### Given task
Count every line where "into" occurs. Give the total alone.

Lines of data
####################

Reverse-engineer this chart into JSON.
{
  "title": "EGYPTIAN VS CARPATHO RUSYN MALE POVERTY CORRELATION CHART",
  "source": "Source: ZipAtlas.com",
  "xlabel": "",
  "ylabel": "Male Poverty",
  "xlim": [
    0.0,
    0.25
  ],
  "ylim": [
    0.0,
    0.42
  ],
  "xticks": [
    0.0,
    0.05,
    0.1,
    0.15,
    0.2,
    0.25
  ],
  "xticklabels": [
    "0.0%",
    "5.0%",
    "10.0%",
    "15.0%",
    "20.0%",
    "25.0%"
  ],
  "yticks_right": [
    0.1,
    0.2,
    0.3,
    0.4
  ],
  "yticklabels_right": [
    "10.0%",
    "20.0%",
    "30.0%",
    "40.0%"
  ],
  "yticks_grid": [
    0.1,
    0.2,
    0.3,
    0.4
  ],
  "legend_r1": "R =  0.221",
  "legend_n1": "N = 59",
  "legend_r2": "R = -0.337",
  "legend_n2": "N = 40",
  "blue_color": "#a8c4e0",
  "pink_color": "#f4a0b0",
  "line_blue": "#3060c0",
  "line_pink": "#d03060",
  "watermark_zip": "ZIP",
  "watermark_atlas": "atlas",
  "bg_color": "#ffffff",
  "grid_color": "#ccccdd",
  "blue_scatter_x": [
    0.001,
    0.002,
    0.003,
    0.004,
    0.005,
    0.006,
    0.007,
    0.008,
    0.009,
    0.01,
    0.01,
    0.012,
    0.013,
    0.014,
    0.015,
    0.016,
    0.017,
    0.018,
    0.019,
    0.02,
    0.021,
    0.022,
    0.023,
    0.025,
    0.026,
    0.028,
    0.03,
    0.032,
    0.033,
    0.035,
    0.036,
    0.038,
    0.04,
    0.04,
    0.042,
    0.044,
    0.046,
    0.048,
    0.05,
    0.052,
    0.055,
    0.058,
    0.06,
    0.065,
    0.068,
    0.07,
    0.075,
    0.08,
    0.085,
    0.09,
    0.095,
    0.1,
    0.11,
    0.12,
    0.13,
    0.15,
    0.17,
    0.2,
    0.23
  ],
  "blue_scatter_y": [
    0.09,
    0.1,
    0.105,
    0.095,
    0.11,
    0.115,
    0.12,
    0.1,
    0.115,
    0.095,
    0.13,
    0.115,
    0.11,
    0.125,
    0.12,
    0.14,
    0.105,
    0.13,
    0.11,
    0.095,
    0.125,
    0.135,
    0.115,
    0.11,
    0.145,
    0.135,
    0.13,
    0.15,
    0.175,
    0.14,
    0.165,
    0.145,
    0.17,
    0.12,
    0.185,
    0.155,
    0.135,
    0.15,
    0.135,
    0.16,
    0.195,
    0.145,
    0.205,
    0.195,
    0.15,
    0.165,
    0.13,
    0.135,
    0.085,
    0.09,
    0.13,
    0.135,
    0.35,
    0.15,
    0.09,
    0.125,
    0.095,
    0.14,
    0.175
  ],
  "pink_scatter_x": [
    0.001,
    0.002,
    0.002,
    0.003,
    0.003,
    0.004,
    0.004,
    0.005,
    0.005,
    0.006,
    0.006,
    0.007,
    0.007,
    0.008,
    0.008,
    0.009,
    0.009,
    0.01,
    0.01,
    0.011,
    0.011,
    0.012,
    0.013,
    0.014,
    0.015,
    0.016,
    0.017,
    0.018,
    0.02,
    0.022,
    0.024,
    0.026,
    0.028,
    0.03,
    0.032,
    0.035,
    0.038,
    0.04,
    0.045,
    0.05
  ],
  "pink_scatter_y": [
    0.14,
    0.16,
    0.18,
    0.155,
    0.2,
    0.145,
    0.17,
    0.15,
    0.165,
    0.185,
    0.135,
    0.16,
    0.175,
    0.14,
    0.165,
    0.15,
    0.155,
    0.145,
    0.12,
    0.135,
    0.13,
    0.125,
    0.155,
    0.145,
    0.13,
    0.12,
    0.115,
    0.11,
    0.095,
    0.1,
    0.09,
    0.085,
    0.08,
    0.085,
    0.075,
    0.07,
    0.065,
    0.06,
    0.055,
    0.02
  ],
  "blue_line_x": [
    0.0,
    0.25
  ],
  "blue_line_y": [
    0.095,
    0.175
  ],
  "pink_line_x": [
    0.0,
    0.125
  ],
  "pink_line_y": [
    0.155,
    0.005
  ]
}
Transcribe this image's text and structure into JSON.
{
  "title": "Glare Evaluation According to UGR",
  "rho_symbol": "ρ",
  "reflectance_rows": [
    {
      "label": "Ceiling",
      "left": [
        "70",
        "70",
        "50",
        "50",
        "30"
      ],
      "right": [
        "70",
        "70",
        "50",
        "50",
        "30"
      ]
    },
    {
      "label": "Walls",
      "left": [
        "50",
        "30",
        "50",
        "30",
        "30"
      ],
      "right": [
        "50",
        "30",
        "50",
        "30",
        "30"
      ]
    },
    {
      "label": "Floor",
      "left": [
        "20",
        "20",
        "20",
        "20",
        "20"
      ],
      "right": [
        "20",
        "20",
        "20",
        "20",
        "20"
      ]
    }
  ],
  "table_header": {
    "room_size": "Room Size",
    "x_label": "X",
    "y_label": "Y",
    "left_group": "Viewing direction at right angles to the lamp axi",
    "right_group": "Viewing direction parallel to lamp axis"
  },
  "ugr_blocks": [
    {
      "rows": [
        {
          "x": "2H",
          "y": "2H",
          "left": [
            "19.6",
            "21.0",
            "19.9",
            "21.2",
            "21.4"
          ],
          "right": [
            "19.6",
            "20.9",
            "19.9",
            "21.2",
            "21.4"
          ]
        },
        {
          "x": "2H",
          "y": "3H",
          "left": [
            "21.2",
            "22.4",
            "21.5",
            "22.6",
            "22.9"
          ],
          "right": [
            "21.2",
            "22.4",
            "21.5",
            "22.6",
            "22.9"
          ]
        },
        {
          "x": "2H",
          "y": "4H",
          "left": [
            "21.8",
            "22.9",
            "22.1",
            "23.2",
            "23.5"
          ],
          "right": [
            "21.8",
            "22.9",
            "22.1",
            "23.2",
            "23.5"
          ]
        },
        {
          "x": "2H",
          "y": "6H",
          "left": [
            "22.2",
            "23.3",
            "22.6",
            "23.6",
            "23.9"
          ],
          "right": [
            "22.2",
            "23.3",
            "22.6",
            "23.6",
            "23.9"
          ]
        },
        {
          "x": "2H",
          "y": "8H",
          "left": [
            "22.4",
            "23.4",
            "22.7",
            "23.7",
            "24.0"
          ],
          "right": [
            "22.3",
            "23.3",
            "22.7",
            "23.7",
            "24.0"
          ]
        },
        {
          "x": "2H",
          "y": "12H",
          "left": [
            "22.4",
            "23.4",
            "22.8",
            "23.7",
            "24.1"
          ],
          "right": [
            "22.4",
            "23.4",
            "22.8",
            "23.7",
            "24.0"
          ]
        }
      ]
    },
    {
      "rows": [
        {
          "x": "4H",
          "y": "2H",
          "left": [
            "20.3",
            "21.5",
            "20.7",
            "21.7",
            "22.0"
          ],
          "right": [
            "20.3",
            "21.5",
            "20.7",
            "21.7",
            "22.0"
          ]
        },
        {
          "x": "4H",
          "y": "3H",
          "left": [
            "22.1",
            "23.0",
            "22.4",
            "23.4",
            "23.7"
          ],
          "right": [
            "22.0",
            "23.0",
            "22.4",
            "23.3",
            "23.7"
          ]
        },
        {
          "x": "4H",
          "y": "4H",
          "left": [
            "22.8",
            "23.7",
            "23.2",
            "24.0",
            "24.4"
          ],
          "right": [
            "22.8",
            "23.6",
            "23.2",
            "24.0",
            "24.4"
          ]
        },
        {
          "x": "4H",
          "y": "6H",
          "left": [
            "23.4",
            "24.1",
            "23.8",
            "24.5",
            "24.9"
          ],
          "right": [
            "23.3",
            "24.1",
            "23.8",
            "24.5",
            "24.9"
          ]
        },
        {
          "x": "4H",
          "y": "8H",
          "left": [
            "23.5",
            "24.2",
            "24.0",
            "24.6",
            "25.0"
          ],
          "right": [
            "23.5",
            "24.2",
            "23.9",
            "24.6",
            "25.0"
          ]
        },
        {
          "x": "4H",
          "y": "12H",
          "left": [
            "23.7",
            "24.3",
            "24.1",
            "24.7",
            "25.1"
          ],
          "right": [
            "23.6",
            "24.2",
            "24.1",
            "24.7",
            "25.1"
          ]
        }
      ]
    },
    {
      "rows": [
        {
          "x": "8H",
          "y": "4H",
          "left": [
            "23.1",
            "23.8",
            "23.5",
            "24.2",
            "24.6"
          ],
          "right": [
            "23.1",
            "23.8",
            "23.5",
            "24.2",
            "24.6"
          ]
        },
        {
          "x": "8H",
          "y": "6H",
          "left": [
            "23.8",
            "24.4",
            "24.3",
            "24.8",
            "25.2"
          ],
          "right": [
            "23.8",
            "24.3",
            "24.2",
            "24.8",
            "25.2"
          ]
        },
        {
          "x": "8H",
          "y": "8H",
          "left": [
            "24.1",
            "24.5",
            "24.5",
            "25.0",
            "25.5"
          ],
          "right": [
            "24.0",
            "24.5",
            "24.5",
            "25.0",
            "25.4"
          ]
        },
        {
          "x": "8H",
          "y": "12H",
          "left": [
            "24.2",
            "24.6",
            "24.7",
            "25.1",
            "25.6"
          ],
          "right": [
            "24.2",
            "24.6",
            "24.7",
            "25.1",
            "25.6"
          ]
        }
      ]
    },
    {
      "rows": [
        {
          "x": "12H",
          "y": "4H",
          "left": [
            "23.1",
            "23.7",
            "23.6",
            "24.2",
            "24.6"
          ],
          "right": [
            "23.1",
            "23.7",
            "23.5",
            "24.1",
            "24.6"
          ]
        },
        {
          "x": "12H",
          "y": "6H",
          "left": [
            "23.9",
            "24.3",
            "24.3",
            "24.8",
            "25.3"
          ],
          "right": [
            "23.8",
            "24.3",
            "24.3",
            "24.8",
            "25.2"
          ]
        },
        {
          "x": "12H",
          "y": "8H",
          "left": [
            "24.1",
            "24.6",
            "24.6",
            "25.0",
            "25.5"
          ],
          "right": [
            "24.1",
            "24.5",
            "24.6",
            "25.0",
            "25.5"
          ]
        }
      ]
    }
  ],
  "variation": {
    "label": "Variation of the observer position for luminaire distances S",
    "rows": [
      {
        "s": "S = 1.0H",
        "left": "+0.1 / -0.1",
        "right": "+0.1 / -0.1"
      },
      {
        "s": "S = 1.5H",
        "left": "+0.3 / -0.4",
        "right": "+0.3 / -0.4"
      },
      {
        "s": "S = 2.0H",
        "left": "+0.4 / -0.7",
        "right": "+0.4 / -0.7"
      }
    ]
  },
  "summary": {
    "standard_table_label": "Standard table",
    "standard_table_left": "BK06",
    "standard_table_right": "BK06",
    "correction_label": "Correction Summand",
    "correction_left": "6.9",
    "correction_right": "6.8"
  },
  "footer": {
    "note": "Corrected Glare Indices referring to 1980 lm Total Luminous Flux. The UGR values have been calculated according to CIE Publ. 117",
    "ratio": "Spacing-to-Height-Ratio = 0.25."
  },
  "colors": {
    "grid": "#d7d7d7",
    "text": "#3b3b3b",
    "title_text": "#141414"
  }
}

####################

### Written reply
2